** START OF Working data **

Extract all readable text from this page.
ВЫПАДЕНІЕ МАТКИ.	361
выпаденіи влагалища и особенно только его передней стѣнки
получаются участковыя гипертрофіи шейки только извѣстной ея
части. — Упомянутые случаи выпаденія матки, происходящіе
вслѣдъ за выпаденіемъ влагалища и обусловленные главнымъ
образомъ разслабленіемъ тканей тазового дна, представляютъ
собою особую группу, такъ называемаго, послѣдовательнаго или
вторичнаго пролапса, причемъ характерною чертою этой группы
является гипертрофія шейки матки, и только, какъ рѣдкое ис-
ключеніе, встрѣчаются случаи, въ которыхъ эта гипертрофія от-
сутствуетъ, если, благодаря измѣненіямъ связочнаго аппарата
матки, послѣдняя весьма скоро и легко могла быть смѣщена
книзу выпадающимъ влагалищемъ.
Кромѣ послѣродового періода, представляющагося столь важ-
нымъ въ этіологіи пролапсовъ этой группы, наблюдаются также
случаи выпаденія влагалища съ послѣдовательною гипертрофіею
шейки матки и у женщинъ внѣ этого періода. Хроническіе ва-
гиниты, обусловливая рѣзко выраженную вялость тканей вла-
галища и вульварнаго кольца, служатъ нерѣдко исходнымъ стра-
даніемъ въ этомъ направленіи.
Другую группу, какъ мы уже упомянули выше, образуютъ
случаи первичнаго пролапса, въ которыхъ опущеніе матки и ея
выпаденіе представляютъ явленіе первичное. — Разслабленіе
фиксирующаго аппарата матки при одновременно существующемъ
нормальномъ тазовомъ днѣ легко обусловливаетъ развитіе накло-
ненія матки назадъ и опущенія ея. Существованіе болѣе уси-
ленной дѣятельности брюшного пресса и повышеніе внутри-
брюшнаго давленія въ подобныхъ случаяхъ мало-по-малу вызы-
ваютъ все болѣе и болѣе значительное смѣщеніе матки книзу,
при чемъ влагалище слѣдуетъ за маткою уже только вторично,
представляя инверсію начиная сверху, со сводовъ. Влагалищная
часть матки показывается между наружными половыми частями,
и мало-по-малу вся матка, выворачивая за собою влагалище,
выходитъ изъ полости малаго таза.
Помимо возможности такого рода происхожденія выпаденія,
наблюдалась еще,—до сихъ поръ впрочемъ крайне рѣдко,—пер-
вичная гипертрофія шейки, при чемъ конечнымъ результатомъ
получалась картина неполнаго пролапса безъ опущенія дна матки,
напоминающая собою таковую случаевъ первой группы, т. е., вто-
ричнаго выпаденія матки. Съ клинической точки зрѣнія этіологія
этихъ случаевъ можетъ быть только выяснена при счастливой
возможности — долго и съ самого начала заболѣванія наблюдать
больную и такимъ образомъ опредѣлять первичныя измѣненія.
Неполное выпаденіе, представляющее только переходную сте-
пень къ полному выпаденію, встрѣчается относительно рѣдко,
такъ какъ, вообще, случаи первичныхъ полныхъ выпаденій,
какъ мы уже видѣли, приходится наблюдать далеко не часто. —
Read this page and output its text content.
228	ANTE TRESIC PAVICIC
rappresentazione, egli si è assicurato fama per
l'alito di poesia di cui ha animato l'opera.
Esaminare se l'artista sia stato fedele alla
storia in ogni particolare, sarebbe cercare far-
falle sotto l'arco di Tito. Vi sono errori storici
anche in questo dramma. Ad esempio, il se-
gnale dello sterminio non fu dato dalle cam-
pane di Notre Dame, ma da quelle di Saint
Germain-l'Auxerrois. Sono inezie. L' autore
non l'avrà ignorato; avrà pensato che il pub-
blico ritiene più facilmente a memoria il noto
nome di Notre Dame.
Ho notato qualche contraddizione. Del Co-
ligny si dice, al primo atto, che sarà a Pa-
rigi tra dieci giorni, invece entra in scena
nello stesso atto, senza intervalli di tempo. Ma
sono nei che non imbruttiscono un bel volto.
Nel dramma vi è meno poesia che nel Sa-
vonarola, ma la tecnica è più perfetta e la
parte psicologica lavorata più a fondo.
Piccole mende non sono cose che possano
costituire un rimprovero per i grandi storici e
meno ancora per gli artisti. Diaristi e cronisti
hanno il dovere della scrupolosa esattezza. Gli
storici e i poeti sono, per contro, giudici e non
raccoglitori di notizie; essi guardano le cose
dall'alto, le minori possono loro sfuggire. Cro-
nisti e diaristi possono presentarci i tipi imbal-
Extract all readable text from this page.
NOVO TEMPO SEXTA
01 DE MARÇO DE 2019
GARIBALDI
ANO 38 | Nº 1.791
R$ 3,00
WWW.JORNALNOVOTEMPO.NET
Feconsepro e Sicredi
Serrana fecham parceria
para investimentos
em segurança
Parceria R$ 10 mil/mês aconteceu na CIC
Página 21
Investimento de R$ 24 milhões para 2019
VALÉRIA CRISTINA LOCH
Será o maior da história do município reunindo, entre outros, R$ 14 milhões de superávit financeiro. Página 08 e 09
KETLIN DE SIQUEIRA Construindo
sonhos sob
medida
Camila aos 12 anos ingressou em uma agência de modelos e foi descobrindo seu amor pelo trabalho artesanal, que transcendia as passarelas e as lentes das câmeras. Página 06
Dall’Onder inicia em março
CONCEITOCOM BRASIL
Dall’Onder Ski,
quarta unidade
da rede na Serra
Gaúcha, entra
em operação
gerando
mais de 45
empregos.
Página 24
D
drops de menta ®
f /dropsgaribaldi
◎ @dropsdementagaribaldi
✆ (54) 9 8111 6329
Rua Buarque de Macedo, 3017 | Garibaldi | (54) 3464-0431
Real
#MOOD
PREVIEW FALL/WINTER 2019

** END OF Working data **

**Stated goal:** Pull out every line above that holds the word "пролапса".

**Exercise response:**
вторичнаго пролапса, причемъ характерною чертою этой группы
случаи первичнаго пролапса, въ которыхъ опущеніе матки и ея
получалась картина неполнаго пролапса безъ опущенія дна матки,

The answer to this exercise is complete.